• EXCERPTED DATA
begin

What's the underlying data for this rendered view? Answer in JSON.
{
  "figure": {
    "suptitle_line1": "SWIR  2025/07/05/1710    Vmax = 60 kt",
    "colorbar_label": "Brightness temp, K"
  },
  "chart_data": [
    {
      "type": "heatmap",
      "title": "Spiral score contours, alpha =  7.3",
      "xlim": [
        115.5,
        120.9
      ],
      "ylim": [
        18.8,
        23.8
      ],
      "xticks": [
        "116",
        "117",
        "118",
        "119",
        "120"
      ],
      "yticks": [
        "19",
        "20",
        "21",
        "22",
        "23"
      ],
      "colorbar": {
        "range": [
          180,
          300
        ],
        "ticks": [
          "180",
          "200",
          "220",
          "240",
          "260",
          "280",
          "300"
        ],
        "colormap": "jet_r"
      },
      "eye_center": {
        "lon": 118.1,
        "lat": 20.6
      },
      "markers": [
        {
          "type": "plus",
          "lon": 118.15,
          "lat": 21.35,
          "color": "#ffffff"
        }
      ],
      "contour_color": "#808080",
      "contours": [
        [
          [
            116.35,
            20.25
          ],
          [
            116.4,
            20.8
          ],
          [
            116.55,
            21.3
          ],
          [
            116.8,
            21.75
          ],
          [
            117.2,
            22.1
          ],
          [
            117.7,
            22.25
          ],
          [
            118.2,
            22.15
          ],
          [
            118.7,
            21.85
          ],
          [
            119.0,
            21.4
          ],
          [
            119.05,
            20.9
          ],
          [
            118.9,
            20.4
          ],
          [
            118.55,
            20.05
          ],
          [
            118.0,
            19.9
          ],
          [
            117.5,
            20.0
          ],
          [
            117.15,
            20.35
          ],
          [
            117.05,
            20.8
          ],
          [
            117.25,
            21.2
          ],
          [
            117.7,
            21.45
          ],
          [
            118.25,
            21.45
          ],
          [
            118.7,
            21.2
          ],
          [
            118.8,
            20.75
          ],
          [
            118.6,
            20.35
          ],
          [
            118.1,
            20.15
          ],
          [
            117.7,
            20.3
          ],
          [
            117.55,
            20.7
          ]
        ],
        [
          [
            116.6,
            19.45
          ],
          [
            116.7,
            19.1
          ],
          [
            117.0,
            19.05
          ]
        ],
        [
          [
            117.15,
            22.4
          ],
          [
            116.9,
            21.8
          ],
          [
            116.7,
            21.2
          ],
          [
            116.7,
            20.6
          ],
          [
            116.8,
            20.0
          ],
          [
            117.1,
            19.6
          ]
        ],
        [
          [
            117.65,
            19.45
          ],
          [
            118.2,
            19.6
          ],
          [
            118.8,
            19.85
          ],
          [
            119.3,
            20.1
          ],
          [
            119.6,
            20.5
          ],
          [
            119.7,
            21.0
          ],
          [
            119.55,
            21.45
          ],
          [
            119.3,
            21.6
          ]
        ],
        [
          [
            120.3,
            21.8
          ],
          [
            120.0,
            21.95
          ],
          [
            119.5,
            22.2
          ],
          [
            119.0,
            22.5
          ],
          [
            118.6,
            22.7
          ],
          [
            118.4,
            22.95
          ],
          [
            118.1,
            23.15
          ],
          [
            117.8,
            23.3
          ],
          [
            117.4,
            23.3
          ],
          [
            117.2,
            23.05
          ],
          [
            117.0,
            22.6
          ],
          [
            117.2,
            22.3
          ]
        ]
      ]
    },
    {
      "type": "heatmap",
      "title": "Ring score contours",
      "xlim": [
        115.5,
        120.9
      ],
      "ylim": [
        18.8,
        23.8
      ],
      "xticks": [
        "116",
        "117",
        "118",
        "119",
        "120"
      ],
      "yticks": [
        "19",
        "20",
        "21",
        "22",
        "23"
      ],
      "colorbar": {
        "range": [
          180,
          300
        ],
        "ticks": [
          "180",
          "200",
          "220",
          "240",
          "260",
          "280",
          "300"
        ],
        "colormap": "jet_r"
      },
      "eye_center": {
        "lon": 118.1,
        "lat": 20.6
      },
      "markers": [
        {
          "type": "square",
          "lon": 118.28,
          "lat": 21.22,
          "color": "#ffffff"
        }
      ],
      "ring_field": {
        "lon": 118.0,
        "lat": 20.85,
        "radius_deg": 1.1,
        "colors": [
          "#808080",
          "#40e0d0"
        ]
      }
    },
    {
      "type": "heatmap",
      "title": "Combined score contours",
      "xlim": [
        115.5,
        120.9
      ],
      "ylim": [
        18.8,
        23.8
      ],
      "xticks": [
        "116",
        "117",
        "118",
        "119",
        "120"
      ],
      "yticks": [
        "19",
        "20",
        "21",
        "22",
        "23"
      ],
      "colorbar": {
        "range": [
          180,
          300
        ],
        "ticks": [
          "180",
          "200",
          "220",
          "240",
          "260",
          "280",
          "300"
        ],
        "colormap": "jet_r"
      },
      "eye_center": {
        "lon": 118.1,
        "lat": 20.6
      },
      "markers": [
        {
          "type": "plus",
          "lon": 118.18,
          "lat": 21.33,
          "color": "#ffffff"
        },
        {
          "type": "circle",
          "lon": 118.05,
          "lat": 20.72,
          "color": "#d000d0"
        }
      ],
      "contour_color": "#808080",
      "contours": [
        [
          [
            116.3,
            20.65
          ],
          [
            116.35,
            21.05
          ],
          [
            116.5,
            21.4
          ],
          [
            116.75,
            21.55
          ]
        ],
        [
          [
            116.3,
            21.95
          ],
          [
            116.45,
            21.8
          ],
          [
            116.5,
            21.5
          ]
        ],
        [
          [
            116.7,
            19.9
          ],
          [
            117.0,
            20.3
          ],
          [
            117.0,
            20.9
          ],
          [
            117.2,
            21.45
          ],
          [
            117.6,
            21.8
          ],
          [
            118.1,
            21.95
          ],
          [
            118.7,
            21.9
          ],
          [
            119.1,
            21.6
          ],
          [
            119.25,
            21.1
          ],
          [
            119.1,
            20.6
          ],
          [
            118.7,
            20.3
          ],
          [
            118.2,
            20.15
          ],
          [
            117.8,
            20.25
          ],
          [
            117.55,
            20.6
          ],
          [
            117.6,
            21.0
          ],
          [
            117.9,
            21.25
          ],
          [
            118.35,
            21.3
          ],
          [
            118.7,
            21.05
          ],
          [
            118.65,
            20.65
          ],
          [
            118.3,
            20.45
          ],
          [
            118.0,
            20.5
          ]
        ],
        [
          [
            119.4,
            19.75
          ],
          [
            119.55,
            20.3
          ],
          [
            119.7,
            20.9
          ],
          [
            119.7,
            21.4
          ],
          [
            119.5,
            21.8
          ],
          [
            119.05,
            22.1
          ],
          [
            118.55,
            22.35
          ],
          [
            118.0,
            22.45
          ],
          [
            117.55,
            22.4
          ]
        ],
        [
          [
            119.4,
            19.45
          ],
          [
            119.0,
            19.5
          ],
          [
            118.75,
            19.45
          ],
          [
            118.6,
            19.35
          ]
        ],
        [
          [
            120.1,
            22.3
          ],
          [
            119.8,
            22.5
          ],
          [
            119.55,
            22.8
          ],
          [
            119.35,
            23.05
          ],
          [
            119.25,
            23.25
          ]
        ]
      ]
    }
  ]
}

end

• TASK DETAILS
Reproduce each entry word for word.

• WRITTEN SOLUTION
What's the underlying data for this rendered view? Answer in JSON.
{
  "figure": {
    "suptitle_line1": "SWIR  2025/07/05/1710    Vmax = 60 kt",
    "colorbar_label": "Brightness temp, K"
  },
  "chart_data": [
    {
      "type": "heatmap",
      "title": "Spiral score contours, alpha =  7.3",
      "xlim": [
        115.5,
        120.9
      ],
      "ylim": [
        18.8,
        23.8
      ],
      "xticks": [
        "116",
        "117",
        "118",
        "119",
        "120"
      ],
      "yticks": [
        "19",
        "20",
        "21",
        "22",
        "23"
      ],
      "colorbar": {
        "range": [
          180,
          300
        ],
        "ticks": [
          "180",
          "200",
          "220",
          "240",
          "260",
          "280",
          "300"
        ],
        "colormap": "jet_r"
      },
      "eye_center": {
        "lon": 118.1,
        "lat": 20.6
      },
      "markers": [
        {
          "type": "plus",
          "lon": 118.15,
          "lat": 21.35,
          "color": "#ffffff"
        }
      ],
      "contour_color": "#808080",
      "contours": [
        [
          [
            116.35,
            20.25
          ],
          [
            116.4,
            20.8
          ],
          [
            116.55,
            21.3
          ],
          [
            116.8,
            21.75
          ],
          [
            117.2,
            22.1
          ],
          [
            117.7,
            22.25
          ],
          [
            118.2,
            22.15
          ],
          [
            118.7,
            21.85
          ],
          [
            119.0,
            21.4
          ],
          [
            119.05,
            20.9
          ],
          [
            118.9,
            20.4
          ],
          [
            118.55,
            20.05
          ],
          [
            118.0,
            19.9
          ],
          [
            117.5,
            20.0
          ],
          [
            117.15,
            20.35
          ],
          [
            117.05,
            20.8
          ],
          [
            117.25,
            21.2
          ],
          [
            117.7,
            21.45
          ],
          [
            118.25,
            21.45
          ],
          [
            118.7,
            21.2
          ],
          [
            118.8,
            20.75
          ],
          [
            118.6,
            20.35
          ],
          [
            118.1,
            20.15
          ],
          [
            117.7,
            20.3
          ],
          [
            117.55,
            20.7
          ]
        ],
        [
          [
            116.6,
            19.45
          ],
          [
            116.7,
            19.1
          ],
          [
            117.0,
            19.05
          ]
        ],
        [
          [
            117.15,
            22.4
          ],
          [
            116.9,
            21.8
          ],
          [
            116.7,
            21.2
          ],
          [
            116.7,
            20.6
          ],
          [
            116.8,
            20.0
          ],
          [
            117.1,
            19.6
          ]
        ],
        [
          [
            117.65,
            19.45
          ],
          [
            118.2,
            19.6
          ],
          [
            118.8,
            19.85
          ],
          [
            119.3,
            20.1
          ],
          [
            119.6,
            20.5
          ],
          [
            119.7,
            21.0
          ],
          [
            119.55,
            21.45
          ],
          [
            119.3,
            21.6
          ]
        ],
        [
          [
            120.3,
            21.8
          ],
          [
            120.0,
            21.95
          ],
          [
            119.5,
            22.2
          ],
          [
            119.0,
            22.5
          ],
          [
            118.6,
            22.7
          ],
          [
            118.4,
            22.95
          ],
          [
            118.1,
            23.15
          ],
          [
            117.8,
            23.3
          ],
          [
            117.4,
            23.3
          ],
          [
            117.2,
            23.05
          ],
          [
            117.0,
            22.6
          ],
          [
            117.2,
            22.3
          ]
        ]
      ]
    },
    {
      "type": "heatmap",
      "title": "Ring score contours",
      "xlim": [
        115.5,
        120.9
      ],
      "ylim": [
        18.8,
        23.8
      ],
      "xticks": [
        "116",
        "117",
        "118",
        "119",
        "120"
      ],
      "yticks": [
        "19",
        "20",
        "21",
        "22",
        "23"
      ],
      "colorbar": {
        "range": [
          180,
          300
        ],
        "ticks": [
          "180",
          "200",
          "220",
          "240",
          "260",
          "280",
          "300"
        ],
        "colormap": "jet_r"
      },
      "eye_center": {
        "lon": 118.1,
        "lat": 20.6
      },
      "markers": [
        {
          "type": "square",
          "lon": 118.28,
          "lat": 21.22,
          "color": "#ffffff"
        }
      ],
      "ring_field": {
        "lon": 118.0,
        "lat": 20.85,
        "radius_deg": 1.1,
        "colors": [
          "#808080",
          "#40e0d0"
        ]
      }
    },
    {
      "type": "heatmap",
      "title": "Combined score contours",
      "xlim": [
        115.5,
        120.9
      ],
      "ylim": [
        18.8,
        23.8
      ],
      "xticks": [
        "116",
        "117",
        "118",
        "119",
        "120"
      ],
      "yticks": [
        "19",
        "20",
        "21",
        "22",
        "23"
      ],
      "colorbar": {
        "range": [
          180,
          300
        ],
        "ticks": [
          "180",
          "200",
          "220",
          "240",
          "260",
          "280",
          "300"
        ],
        "colormap": "jet_r"
      },
      "eye_center": {
        "lon": 118.1,
        "lat": 20.6
      },
      "markers": [
        {
          "type": "plus",
          "lon": 118.18,
          "lat": 21.33,
          "color": "#ffffff"
        },
        {
          "type": "circle",
          "lon": 118.05,
          "lat": 20.72,
          "color": "#d000d0"
        }
      ],
      "contour_color": "#808080",
      "contours": [
        [
          [
            116.3,
            20.65
          ],
          [
            116.35,
            21.05
          ],
          [
            116.5,
            21.4
          ],
          [
            116.75,
            21.55
          ]
        ],
        [
          [
            116.3,
            21.95
          ],
          [
            116.45,
            21.8
          ],
          [
            116.5,
            21.5
          ]
        ],
        [
          [
            116.7,
            19.9
          ],
          [
            117.0,
            20.3
          ],
          [
            117.0,
            20.9
          ],
          [
            117.2,
            21.45
          ],
          [
            117.6,
            21.8
          ],
          [
            118.1,
            21.95
          ],
          [
            118.7,
            21.9
          ],
          [
            119.1,
            21.6
          ],
          [
            119.25,
            21.1
          ],
          [
            119.1,
            20.6
          ],
          [
            118.7,
            20.3
          ],
          [
            118.2,
            20.15
          ],
          [
            117.8,
            20.25
          ],
          [
            117.55,
            20.6
          ],
          [
            117.6,
            21.0
          ],
          [
            117.9,
            21.25
          ],
          [
            118.35,
            21.3
          ],
          [
            118.7,
            21.05
          ],
          [
            118.65,
            20.65
          ],
          [
            118.3,
            20.45
          ],
          [
            118.0,
            20.5
          ]
        ],
        [
          [
            119.4,
            19.75
          ],
          [
            119.55,
            20.3
          ],
          [
            119.7,
            20.9
          ],
          [
            119.7,
            21.4
          ],
          [
            119.5,
            21.8
          ],
          [
            119.05,
            22.1
          ],
          [
            118.55,
            22.35
          ],
          [
            118.0,
            22.45
          ],
          [
            117.55,
            22.4
          ]
        ],
        [
          [
            119.4,
            19.45
          ],
          [
            119.0,
            19.5
          ],
          [
            118.75,
            19.45
          ],
          [
            118.6,
            19.35
          ]
        ],
        [
          [
            120.1,
            22.3
          ],
          [
            119.8,
            22.5
          ],
          [
            119.55,
            22.8
          ],
          [
            119.35,
            23.05
          ],
          [
            119.25,
            23.25
          ]
        ]
      ]
    }
  ]
}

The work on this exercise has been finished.